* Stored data
==================================================

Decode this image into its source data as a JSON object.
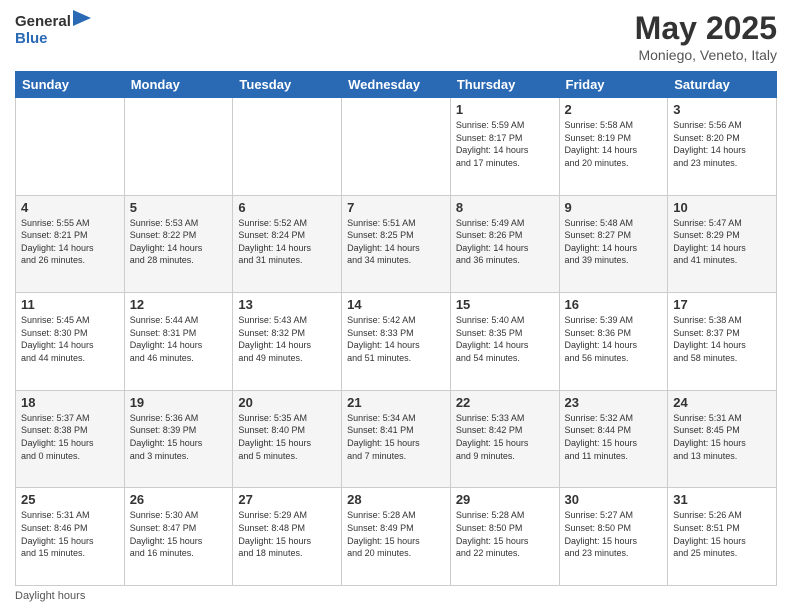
{
  "header": {
    "logo_general": "General",
    "logo_blue": "Blue",
    "month_title": "May 2025",
    "location": "Moniego, Veneto, Italy"
  },
  "days_of_week": [
    "Sunday",
    "Monday",
    "Tuesday",
    "Wednesday",
    "Thursday",
    "Friday",
    "Saturday"
  ],
  "weeks": [
    [
      {
        "day": "",
        "info": ""
      },
      {
        "day": "",
        "info": ""
      },
      {
        "day": "",
        "info": ""
      },
      {
        "day": "",
        "info": ""
      },
      {
        "day": "1",
        "info": "Sunrise: 5:59 AM\nSunset: 8:17 PM\nDaylight: 14 hours\nand 17 minutes."
      },
      {
        "day": "2",
        "info": "Sunrise: 5:58 AM\nSunset: 8:19 PM\nDaylight: 14 hours\nand 20 minutes."
      },
      {
        "day": "3",
        "info": "Sunrise: 5:56 AM\nSunset: 8:20 PM\nDaylight: 14 hours\nand 23 minutes."
      }
    ],
    [
      {
        "day": "4",
        "info": "Sunrise: 5:55 AM\nSunset: 8:21 PM\nDaylight: 14 hours\nand 26 minutes."
      },
      {
        "day": "5",
        "info": "Sunrise: 5:53 AM\nSunset: 8:22 PM\nDaylight: 14 hours\nand 28 minutes."
      },
      {
        "day": "6",
        "info": "Sunrise: 5:52 AM\nSunset: 8:24 PM\nDaylight: 14 hours\nand 31 minutes."
      },
      {
        "day": "7",
        "info": "Sunrise: 5:51 AM\nSunset: 8:25 PM\nDaylight: 14 hours\nand 34 minutes."
      },
      {
        "day": "8",
        "info": "Sunrise: 5:49 AM\nSunset: 8:26 PM\nDaylight: 14 hours\nand 36 minutes."
      },
      {
        "day": "9",
        "info": "Sunrise: 5:48 AM\nSunset: 8:27 PM\nDaylight: 14 hours\nand 39 minutes."
      },
      {
        "day": "10",
        "info": "Sunrise: 5:47 AM\nSunset: 8:29 PM\nDaylight: 14 hours\nand 41 minutes."
      }
    ],
    [
      {
        "day": "11",
        "info": "Sunrise: 5:45 AM\nSunset: 8:30 PM\nDaylight: 14 hours\nand 44 minutes."
      },
      {
        "day": "12",
        "info": "Sunrise: 5:44 AM\nSunset: 8:31 PM\nDaylight: 14 hours\nand 46 minutes."
      },
      {
        "day": "13",
        "info": "Sunrise: 5:43 AM\nSunset: 8:32 PM\nDaylight: 14 hours\nand 49 minutes."
      },
      {
        "day": "14",
        "info": "Sunrise: 5:42 AM\nSunset: 8:33 PM\nDaylight: 14 hours\nand 51 minutes."
      },
      {
        "day": "15",
        "info": "Sunrise: 5:40 AM\nSunset: 8:35 PM\nDaylight: 14 hours\nand 54 minutes."
      },
      {
        "day": "16",
        "info": "Sunrise: 5:39 AM\nSunset: 8:36 PM\nDaylight: 14 hours\nand 56 minutes."
      },
      {
        "day": "17",
        "info": "Sunrise: 5:38 AM\nSunset: 8:37 PM\nDaylight: 14 hours\nand 58 minutes."
      }
    ],
    [
      {
        "day": "18",
        "info": "Sunrise: 5:37 AM\nSunset: 8:38 PM\nDaylight: 15 hours\nand 0 minutes."
      },
      {
        "day": "19",
        "info": "Sunrise: 5:36 AM\nSunset: 8:39 PM\nDaylight: 15 hours\nand 3 minutes."
      },
      {
        "day": "20",
        "info": "Sunrise: 5:35 AM\nSunset: 8:40 PM\nDaylight: 15 hours\nand 5 minutes."
      },
      {
        "day": "21",
        "info": "Sunrise: 5:34 AM\nSunset: 8:41 PM\nDaylight: 15 hours\nand 7 minutes."
      },
      {
        "day": "22",
        "info": "Sunrise: 5:33 AM\nSunset: 8:42 PM\nDaylight: 15 hours\nand 9 minutes."
      },
      {
        "day": "23",
        "info": "Sunrise: 5:32 AM\nSunset: 8:44 PM\nDaylight: 15 hours\nand 11 minutes."
      },
      {
        "day": "24",
        "info": "Sunrise: 5:31 AM\nSunset: 8:45 PM\nDaylight: 15 hours\nand 13 minutes."
      }
    ],
    [
      {
        "day": "25",
        "info": "Sunrise: 5:31 AM\nSunset: 8:46 PM\nDaylight: 15 hours\nand 15 minutes."
      },
      {
        "day": "26",
        "info": "Sunrise: 5:30 AM\nSunset: 8:47 PM\nDaylight: 15 hours\nand 16 minutes."
      },
      {
        "day": "27",
        "info": "Sunrise: 5:29 AM\nSunset: 8:48 PM\nDaylight: 15 hours\nand 18 minutes."
      },
      {
        "day": "28",
        "info": "Sunrise: 5:28 AM\nSunset: 8:49 PM\nDaylight: 15 hours\nand 20 minutes."
      },
      {
        "day": "29",
        "info": "Sunrise: 5:28 AM\nSunset: 8:50 PM\nDaylight: 15 hours\nand 22 minutes."
      },
      {
        "day": "30",
        "info": "Sunrise: 5:27 AM\nSunset: 8:50 PM\nDaylight: 15 hours\nand 23 minutes."
      },
      {
        "day": "31",
        "info": "Sunrise: 5:26 AM\nSunset: 8:51 PM\nDaylight: 15 hours\nand 25 minutes."
      }
    ]
  ],
  "footer": {
    "note": "Daylight hours"
  }
}
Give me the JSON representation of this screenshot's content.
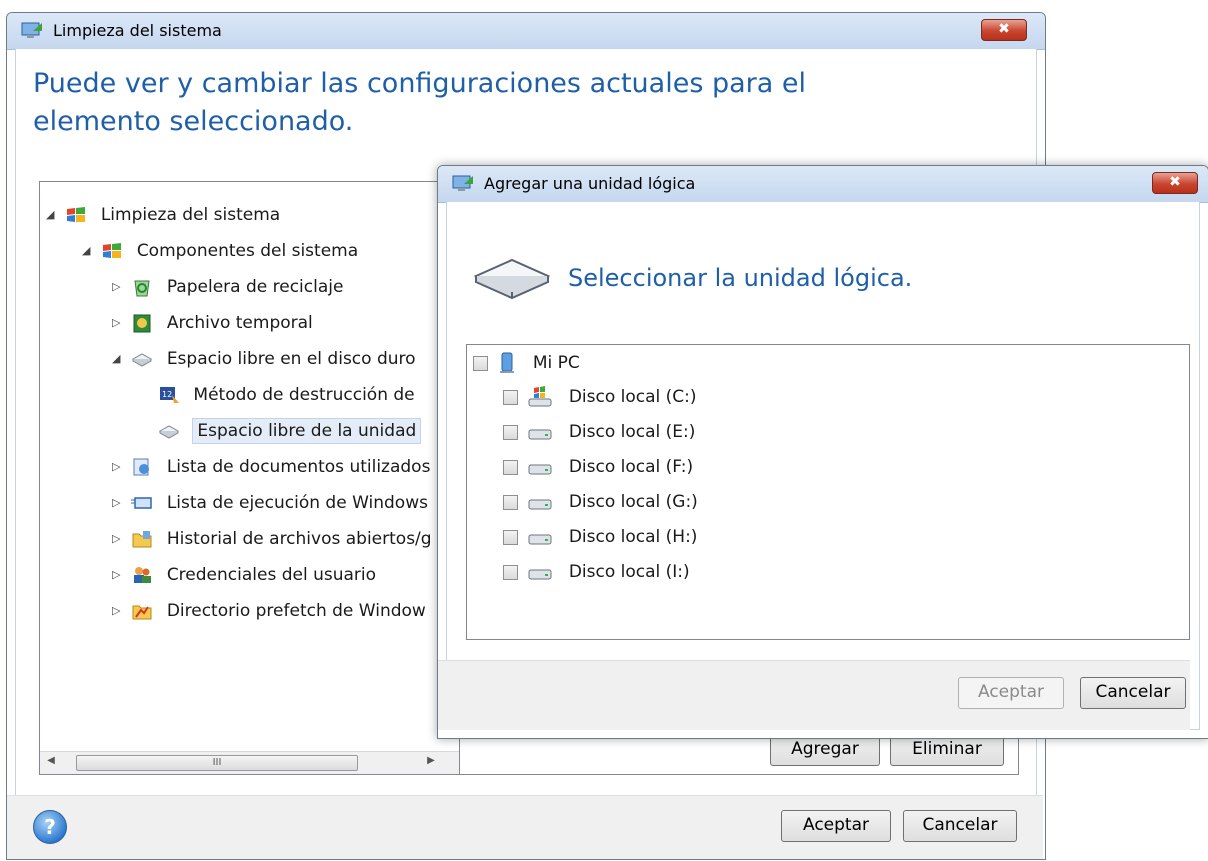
{
  "main_window": {
    "title": "Limpieza del sistema",
    "close_label": "✖",
    "headline": "Puede ver y cambiar las configuraciones actuales para el elemento seleccionado.",
    "tree": [
      {
        "label": "Limpieza del sistema",
        "expanded": true,
        "icon": "windows-flag-icon"
      },
      {
        "label": "Componentes del sistema",
        "expanded": true,
        "icon": "windows-flag-icon"
      },
      {
        "label": "Papelera de reciclaje",
        "expanded": false,
        "icon": "recycle-bin-icon"
      },
      {
        "label": "Archivo temporal",
        "expanded": false,
        "icon": "temp-file-icon"
      },
      {
        "label": "Espacio libre en el disco duro",
        "expanded": true,
        "icon": "drive-icon"
      },
      {
        "label": "Método de destrucción de",
        "icon": "calendar-icon"
      },
      {
        "label": "Espacio libre de la unidad",
        "selected": true,
        "icon": "drive-icon"
      },
      {
        "label": "Lista de documentos utilizados",
        "expanded": false,
        "icon": "documents-icon"
      },
      {
        "label": "Lista de ejecución de Windows",
        "expanded": false,
        "icon": "run-icon"
      },
      {
        "label": "Historial de archivos abiertos/g",
        "expanded": false,
        "icon": "folder-icon"
      },
      {
        "label": "Credenciales del usuario",
        "expanded": false,
        "icon": "users-icon"
      },
      {
        "label": "Directorio prefetch de Window",
        "expanded": false,
        "icon": "prefetch-folder-icon"
      }
    ],
    "scroll_thumb": "III",
    "add_button": "Agregar",
    "remove_button": "Eliminar",
    "ok_button": "Aceptar",
    "cancel_button": "Cancelar"
  },
  "dialog": {
    "title": "Agregar una unidad lógica",
    "close_label": "✖",
    "heading": "Seleccionar la unidad lógica.",
    "root_item": "Mi PC",
    "drives": [
      {
        "label": "Disco local (C:)",
        "icon": "system-drive-icon"
      },
      {
        "label": "Disco local (E:)",
        "icon": "hard-drive-icon"
      },
      {
        "label": "Disco local (F:)",
        "icon": "hard-drive-icon"
      },
      {
        "label": "Disco local (G:)",
        "icon": "hard-drive-icon"
      },
      {
        "label": "Disco local (H:)",
        "icon": "hard-drive-icon"
      },
      {
        "label": "Disco local (I:)",
        "icon": "hard-drive-icon"
      }
    ],
    "ok_button": "Aceptar",
    "cancel_button": "Cancelar"
  },
  "colors": {
    "heading_blue": "#1f5fa8",
    "close_red": "#c9452f",
    "selection": "#e4ecf7"
  }
}
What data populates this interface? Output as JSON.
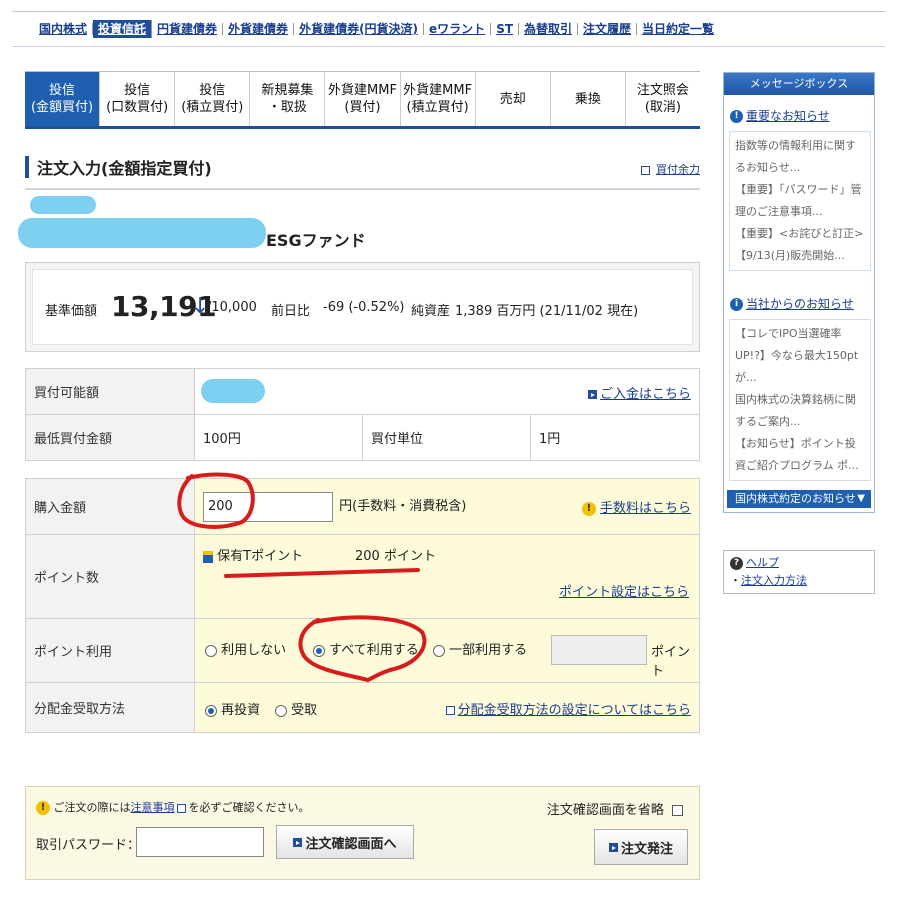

==================================================

* Exercise instructions
Return each line among the entries that holds the word "unidad".

* Solution for this task
        "label": "Espacio libre de la unidad",
    "title": "Agregar una unidad lógica",
    "heading": "Seleccionar la unidad lógica.",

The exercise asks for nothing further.